— EXERCISE TASK —
Output the material word for word. Leave each picture out.

(Saved data entries)

## Begin

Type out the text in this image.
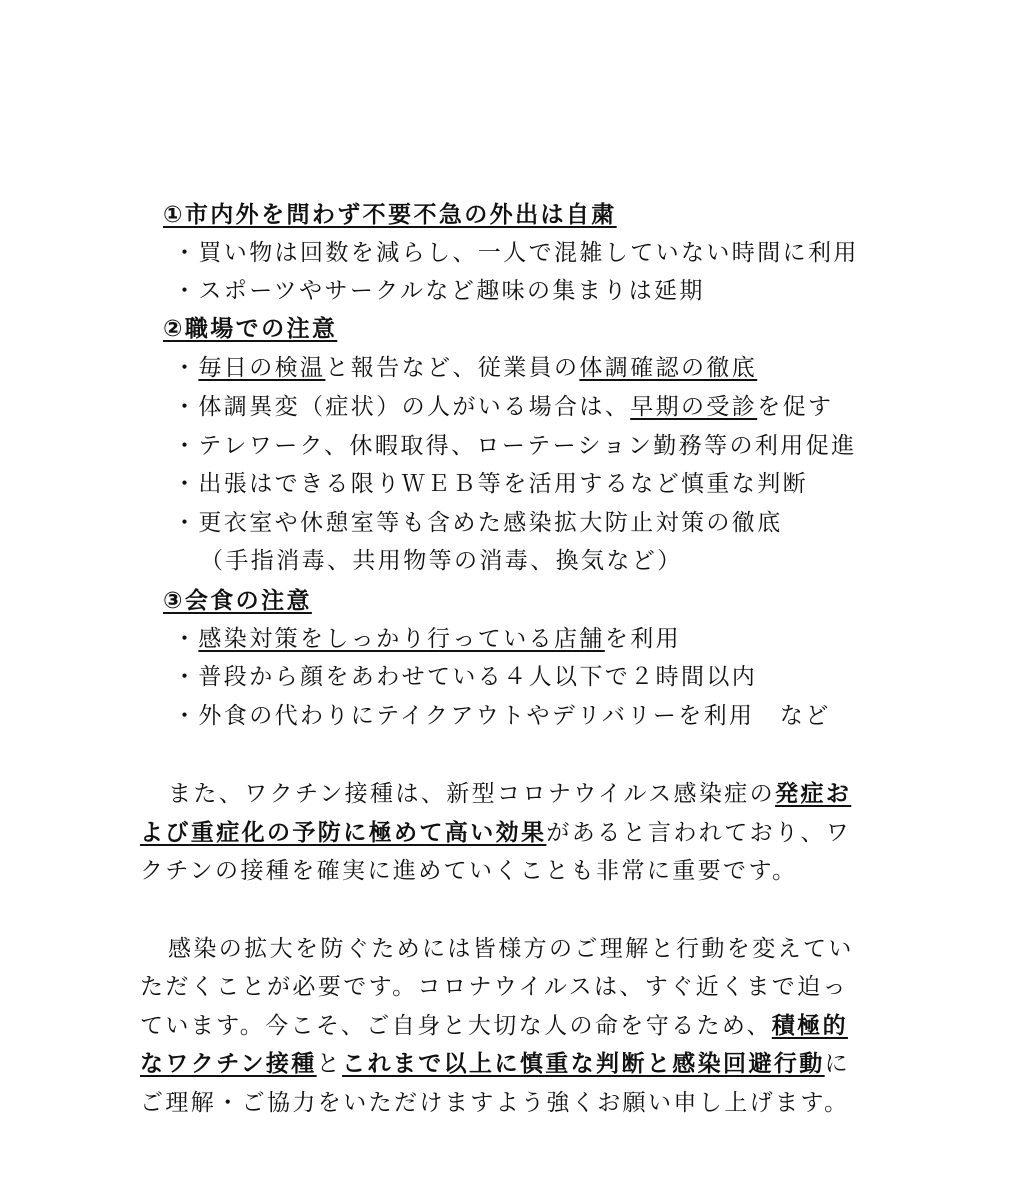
①市内外を問わず不要不急の外出は自粛
・買い物は回数を減らし、一人で混雑していない時間に利用
・スポーツやサークルなど趣味の集まりは延期
②職場での注意
・毎日の検温と報告など、従業員の体調確認の徹底
・体調異変（症状）の人がいる場合は、早期の受診を促す
・テレワーク、休暇取得、ローテーション勤務等の利用促進
・出張はできる限りＷＥＢ等を活用するなど慎重な判断
・更衣室や休憩室等も含めた感染拡大防止対策の徹底
（手指消毒、共用物等の消毒、換気など）
③会食の注意
・感染対策をしっかり行っている店舗を利用
・普段から顔をあわせている４人以下で２時間以内
・外食の代わりにテイクアウトやデリバリーを利用　など
また、ワクチン接種は、新型コロナウイルス感染症の発症お
よび重症化の予防に極めて高い効果があると言われており、ワ
クチンの接種を確実に進めていくことも非常に重要です。
感染の拡大を防ぐためには皆様方のご理解と行動を変えてい
ただくことが必要です。コロナウイルスは、すぐ近くまで迫っ
ています。今こそ、ご自身と大切な人の命を守るため、積極的
なワクチン接種とこれまで以上に慎重な判断と感染回避行動に
ご理解・ご協力をいただけますよう強くお願い申し上げます。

## End

— WRITTEN SOLUTION —
Type out the text in this image.
①市内外を問わず不要不急の外出は自粛
・買い物は回数を減らし、一人で混雑していない時間に利用
・スポーツやサークルなど趣味の集まりは延期
②職場での注意
・毎日の検温と報告など、従業員の体調確認の徹底
・体調異変（症状）の人がいる場合は、早期の受診を促す
・テレワーク、休暇取得、ローテーション勤務等の利用促進
・出張はできる限りＷＥＢ等を活用するなど慎重な判断
・更衣室や休憩室等も含めた感染拡大防止対策の徹底
（手指消毒、共用物等の消毒、換気など）
③会食の注意
・感染対策をしっかり行っている店舗を利用
・普段から顔をあわせている４人以下で２時間以内
・外食の代わりにテイクアウトやデリバリーを利用　など
また、ワクチン接種は、新型コロナウイルス感染症の発症お
よび重症化の予防に極めて高い効果があると言われており、ワ
クチンの接種を確実に進めていくことも非常に重要です。
感染の拡大を防ぐためには皆様方のご理解と行動を変えてい
ただくことが必要です。コロナウイルスは、すぐ近くまで迫っ
ています。今こそ、ご自身と大切な人の命を守るため、積極的
なワクチン接種とこれまで以上に慎重な判断と感染回避行動に
ご理解・ご協力をいただけますよう強くお願い申し上げます。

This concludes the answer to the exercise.